## Start

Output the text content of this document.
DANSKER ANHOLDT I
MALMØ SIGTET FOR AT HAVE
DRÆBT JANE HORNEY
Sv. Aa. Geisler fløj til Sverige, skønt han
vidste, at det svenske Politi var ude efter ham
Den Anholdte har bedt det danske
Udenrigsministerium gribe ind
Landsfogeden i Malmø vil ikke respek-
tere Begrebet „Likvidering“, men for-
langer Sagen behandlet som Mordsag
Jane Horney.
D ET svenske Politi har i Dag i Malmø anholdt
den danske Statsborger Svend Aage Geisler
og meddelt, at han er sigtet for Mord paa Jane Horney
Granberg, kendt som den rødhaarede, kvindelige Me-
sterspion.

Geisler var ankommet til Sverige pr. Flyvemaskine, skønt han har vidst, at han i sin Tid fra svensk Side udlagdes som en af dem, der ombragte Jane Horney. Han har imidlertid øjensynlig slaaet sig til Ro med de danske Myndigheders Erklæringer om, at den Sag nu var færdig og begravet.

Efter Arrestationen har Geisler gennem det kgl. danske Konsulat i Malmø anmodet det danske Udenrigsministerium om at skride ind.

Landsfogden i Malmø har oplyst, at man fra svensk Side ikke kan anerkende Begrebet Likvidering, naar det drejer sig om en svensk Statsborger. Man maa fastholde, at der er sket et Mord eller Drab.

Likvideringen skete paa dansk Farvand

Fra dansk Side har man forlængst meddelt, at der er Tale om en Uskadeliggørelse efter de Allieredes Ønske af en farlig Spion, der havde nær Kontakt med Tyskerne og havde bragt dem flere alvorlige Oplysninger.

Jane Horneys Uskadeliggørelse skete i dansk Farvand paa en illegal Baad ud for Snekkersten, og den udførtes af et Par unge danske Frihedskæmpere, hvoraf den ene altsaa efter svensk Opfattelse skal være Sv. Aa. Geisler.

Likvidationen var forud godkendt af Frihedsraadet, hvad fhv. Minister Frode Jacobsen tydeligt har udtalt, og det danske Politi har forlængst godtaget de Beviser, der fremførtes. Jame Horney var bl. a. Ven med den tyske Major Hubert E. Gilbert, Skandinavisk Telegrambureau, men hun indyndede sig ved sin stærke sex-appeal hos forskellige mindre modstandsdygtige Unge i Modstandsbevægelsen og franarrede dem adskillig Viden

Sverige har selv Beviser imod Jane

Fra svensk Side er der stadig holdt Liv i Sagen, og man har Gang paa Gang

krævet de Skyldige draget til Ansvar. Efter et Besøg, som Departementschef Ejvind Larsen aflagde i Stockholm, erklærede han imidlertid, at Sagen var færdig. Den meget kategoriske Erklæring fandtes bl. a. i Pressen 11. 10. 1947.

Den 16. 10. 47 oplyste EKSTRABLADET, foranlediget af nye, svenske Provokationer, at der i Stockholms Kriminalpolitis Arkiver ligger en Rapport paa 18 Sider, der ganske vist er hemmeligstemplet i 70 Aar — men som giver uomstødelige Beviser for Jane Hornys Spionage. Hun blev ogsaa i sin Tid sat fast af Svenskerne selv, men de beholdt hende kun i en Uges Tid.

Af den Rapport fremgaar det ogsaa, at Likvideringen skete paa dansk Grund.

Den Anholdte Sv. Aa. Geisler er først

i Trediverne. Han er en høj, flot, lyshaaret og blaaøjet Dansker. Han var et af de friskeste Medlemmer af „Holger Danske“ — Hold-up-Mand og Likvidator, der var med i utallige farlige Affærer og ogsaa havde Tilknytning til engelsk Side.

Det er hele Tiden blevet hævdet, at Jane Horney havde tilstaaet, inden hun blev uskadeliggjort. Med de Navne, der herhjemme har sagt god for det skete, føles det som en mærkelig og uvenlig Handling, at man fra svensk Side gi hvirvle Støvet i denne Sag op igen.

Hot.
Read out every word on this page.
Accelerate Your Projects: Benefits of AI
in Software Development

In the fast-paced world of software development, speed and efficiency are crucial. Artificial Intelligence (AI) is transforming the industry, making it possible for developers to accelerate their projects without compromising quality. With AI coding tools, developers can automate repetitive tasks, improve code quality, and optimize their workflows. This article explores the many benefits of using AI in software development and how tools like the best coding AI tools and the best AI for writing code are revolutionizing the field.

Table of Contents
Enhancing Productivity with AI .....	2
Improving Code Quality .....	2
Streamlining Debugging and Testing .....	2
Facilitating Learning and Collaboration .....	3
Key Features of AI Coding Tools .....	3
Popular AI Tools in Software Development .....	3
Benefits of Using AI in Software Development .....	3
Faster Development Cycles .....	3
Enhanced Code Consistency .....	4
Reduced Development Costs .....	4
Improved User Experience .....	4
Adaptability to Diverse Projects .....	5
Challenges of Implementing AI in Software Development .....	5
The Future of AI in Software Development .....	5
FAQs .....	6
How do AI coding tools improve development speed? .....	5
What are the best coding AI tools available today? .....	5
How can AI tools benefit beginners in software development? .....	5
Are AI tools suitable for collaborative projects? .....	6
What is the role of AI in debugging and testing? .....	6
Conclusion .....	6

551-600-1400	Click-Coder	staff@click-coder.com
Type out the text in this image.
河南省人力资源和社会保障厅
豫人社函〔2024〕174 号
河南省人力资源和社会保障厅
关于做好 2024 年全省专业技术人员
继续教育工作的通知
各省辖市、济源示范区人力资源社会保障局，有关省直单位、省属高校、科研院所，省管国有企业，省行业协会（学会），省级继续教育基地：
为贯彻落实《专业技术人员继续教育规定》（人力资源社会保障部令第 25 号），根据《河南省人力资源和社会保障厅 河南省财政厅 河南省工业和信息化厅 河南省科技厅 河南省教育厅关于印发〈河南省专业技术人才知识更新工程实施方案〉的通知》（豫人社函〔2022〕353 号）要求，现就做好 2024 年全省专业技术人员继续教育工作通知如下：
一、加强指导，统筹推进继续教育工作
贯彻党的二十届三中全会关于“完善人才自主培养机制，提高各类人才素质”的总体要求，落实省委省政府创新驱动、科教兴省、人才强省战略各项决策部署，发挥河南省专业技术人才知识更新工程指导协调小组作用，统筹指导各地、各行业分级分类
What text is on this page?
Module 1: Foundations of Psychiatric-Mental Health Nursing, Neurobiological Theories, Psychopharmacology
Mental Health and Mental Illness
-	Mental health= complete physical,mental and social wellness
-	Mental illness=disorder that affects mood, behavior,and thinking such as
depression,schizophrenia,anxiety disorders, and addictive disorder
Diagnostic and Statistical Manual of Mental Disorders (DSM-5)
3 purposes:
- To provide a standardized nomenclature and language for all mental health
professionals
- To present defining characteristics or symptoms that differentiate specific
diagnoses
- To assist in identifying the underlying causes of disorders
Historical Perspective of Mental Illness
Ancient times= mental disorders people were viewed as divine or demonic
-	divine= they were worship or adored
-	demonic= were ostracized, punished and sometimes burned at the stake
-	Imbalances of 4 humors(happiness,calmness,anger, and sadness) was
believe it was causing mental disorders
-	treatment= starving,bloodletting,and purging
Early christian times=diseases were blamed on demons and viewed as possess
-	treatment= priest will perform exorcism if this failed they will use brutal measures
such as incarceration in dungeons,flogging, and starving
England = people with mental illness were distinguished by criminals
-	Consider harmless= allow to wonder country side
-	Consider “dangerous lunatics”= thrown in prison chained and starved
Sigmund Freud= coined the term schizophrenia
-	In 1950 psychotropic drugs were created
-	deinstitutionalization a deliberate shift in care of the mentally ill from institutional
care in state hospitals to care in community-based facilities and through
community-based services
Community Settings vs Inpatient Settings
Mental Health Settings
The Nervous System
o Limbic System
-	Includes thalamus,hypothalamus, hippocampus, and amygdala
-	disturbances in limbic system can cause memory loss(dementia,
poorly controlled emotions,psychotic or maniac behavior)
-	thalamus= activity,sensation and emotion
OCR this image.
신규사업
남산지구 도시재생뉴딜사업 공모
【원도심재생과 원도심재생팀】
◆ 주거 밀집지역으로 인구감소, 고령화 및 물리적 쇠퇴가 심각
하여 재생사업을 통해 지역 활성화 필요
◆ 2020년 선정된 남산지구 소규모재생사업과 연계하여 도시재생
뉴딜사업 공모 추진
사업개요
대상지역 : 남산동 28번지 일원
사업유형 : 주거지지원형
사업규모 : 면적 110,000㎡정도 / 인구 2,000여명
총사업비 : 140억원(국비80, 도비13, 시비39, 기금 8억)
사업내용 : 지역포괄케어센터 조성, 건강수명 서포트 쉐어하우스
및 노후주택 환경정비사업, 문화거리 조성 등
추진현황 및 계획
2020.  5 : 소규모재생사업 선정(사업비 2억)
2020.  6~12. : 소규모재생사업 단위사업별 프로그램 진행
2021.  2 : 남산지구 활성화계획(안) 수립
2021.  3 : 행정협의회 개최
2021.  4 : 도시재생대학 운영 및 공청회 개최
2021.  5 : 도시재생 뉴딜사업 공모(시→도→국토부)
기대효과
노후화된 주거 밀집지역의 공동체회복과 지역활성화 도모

## End

Copy all lines from the entries that contain the word "Geisler".

Written answer:
Sv. Aa. Geisler fløj til Sverige, skønt han
den danske Statsborger Svend Aage Geisler
Geisler var ankommet til Sverige pr. Flyvemaskine, skønt han har vidst, at han i sin Tid fra svensk Side udlagdes som en af dem, der ombragte Jane Horney. Han har imidlertid øjensynlig slaaet sig til Ro med de danske Myndigheders Erklæringer om, at den Sag nu var færdig og begravet.
Efter Arrestationen har Geisler gennem det kgl. danske Konsulat i Malmø anmodet det danske Udenrigsministerium om at skride ind.
Jane Horneys Uskadeliggørelse skete i dansk Farvand paa en illegal Baad ud for Snekkersten, og den udførtes af et Par unge danske Frihedskæmpere, hvoraf den ene altsaa efter svensk Opfattelse skal være Sv. Aa. Geisler.
Den Anholdte Sv. Aa. Geisler er først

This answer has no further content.